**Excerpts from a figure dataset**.
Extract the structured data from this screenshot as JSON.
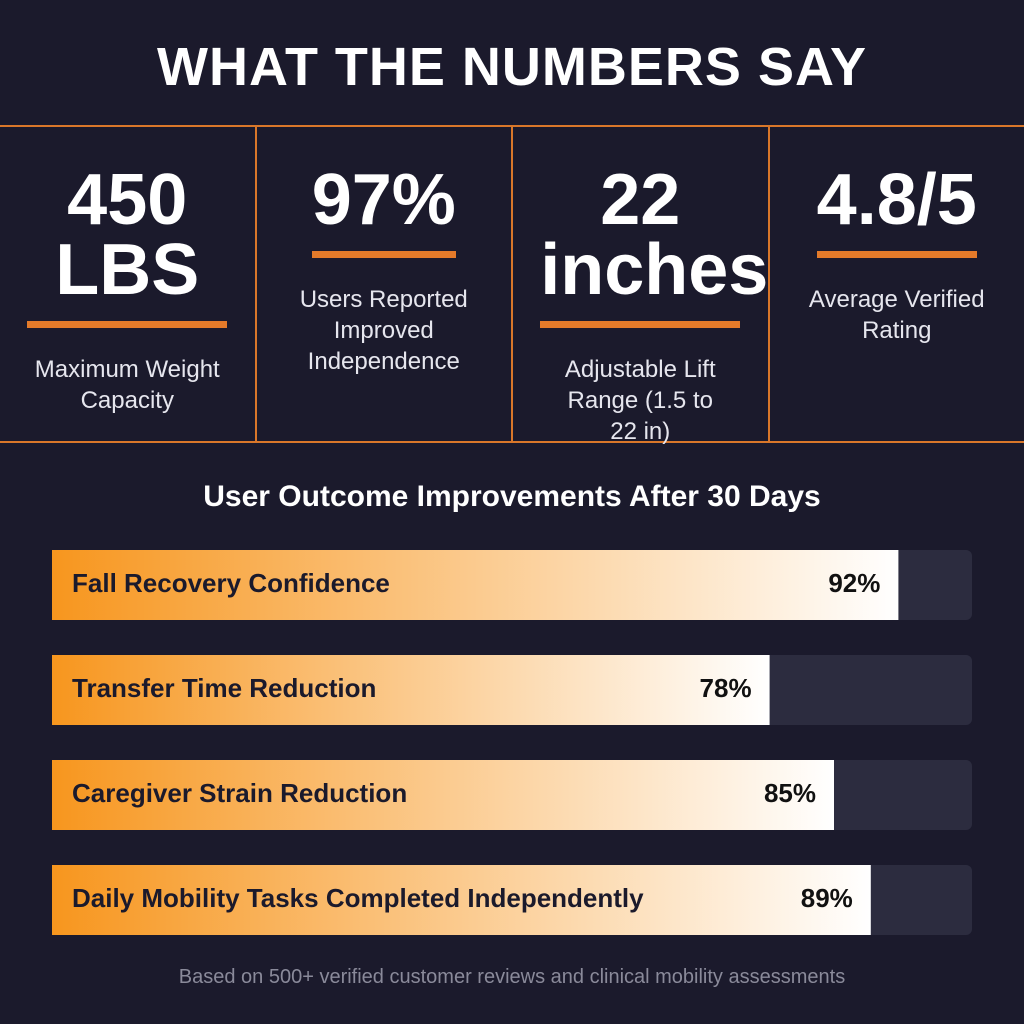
{
  "header": {
    "title": "WHAT THE NUMBERS SAY"
  },
  "stats": [
    {
      "value": "450 LBS",
      "label": "Maximum Weight Capacity"
    },
    {
      "value": "97%",
      "label": "Users Reported Improved Independence"
    },
    {
      "value": "22 inches",
      "label": "Adjustable Lift Range (1.5 to 22 in)"
    },
    {
      "value": "4.8/5",
      "label": "Average Verified Rating"
    }
  ],
  "chart_data": {
    "type": "bar",
    "orientation": "horizontal",
    "title": "User Outcome Improvements After 30 Days",
    "categories": [
      "Fall Recovery Confidence",
      "Transfer Time Reduction",
      "Caregiver Strain Reduction",
      "Daily Mobility Tasks Completed Independently"
    ],
    "values": [
      92,
      78,
      85,
      89
    ],
    "value_labels": [
      "92%",
      "78%",
      "85%",
      "89%"
    ],
    "xlim": [
      0,
      100
    ],
    "color": "#f7961e",
    "track_color": "#2c2c3f"
  },
  "footer": {
    "note": "Based on 500+ verified customer reviews and clinical mobility assessments"
  }
}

**The task**.
Pictures are to be left out; all else in the entries above is to be quoted exactly.

**Task result**.
Extract the structured data from this screenshot as JSON.
{
  "header": {
    "title": "WHAT THE NUMBERS SAY"
  },
  "stats": [
    {
      "value": "450 LBS",
      "label": "Maximum Weight Capacity"
    },
    {
      "value": "97%",
      "label": "Users Reported Improved Independence"
    },
    {
      "value": "22 inches",
      "label": "Adjustable Lift Range (1.5 to 22 in)"
    },
    {
      "value": "4.8/5",
      "label": "Average Verified Rating"
    }
  ],
  "chart_data": {
    "type": "bar",
    "orientation": "horizontal",
    "title": "User Outcome Improvements After 30 Days",
    "categories": [
      "Fall Recovery Confidence",
      "Transfer Time Reduction",
      "Caregiver Strain Reduction",
      "Daily Mobility Tasks Completed Independently"
    ],
    "values": [
      92,
      78,
      85,
      89
    ],
    "value_labels": [
      "92%",
      "78%",
      "85%",
      "89%"
    ],
    "xlim": [
      0,
      100
    ],
    "color": "#f7961e",
    "track_color": "#2c2c3f"
  },
  "footer": {
    "note": "Based on 500+ verified customer reviews and clinical mobility assessments"
  }
}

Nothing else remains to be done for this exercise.